--- AIM ---
What is the number of lines containing the word "handle"? Please answer with that number and nothing more.

Data items

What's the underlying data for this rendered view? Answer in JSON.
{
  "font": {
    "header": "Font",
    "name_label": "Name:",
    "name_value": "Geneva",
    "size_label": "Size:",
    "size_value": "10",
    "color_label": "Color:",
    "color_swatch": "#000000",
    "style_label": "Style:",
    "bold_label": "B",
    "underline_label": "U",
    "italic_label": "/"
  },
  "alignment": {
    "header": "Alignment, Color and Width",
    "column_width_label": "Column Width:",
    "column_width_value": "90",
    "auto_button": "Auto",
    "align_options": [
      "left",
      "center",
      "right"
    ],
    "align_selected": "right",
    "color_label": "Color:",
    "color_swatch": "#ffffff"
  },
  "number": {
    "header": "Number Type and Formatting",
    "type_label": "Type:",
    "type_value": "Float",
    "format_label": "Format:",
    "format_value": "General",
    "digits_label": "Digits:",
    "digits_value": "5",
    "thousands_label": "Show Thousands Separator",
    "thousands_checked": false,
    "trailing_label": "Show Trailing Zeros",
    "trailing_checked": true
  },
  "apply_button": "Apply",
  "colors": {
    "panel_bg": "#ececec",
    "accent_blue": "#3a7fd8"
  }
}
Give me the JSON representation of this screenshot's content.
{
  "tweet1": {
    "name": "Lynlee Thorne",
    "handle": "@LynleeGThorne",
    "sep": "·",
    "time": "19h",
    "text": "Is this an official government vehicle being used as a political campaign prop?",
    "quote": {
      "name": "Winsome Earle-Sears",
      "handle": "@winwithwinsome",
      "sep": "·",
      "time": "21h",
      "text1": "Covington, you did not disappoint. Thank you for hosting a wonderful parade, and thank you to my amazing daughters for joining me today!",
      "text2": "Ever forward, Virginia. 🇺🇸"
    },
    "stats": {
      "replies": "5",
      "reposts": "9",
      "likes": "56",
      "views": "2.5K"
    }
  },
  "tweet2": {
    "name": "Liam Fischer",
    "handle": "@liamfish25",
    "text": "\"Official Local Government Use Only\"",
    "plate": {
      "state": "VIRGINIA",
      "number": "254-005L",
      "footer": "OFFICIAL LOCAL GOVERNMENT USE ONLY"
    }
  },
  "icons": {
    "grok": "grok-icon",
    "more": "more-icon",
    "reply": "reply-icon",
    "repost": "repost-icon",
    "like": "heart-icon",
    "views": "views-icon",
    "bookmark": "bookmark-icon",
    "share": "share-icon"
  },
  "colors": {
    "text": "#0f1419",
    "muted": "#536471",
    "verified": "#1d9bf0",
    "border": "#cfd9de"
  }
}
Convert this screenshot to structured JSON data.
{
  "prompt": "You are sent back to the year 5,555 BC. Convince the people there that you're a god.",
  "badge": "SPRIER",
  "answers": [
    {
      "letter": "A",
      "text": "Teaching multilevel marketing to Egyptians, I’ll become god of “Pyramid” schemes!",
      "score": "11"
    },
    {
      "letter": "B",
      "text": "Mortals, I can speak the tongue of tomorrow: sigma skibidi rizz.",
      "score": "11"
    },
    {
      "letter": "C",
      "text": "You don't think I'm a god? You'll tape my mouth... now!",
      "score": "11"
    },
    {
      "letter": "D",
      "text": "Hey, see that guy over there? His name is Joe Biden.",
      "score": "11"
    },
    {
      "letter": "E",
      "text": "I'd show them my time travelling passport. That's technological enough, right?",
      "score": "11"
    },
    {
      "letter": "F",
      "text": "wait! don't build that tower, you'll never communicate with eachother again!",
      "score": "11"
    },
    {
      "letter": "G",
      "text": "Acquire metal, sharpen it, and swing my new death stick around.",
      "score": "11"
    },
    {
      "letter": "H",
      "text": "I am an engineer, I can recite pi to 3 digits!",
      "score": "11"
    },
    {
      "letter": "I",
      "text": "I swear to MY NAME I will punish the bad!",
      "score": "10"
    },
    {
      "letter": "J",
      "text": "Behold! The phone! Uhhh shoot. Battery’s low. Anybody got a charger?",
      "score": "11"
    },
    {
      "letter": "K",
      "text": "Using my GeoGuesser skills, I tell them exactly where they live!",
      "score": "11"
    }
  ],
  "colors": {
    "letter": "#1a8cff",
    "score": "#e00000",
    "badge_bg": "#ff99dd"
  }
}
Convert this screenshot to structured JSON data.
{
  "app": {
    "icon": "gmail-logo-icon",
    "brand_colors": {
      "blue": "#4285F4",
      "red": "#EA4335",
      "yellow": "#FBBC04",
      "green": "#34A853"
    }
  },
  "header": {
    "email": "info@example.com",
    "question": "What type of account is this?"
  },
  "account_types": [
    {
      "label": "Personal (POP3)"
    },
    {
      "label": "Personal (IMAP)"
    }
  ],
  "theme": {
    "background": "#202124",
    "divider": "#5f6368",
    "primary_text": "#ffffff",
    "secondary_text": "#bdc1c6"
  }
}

--- OUTPUT FOR THIS EXERCISE ---
3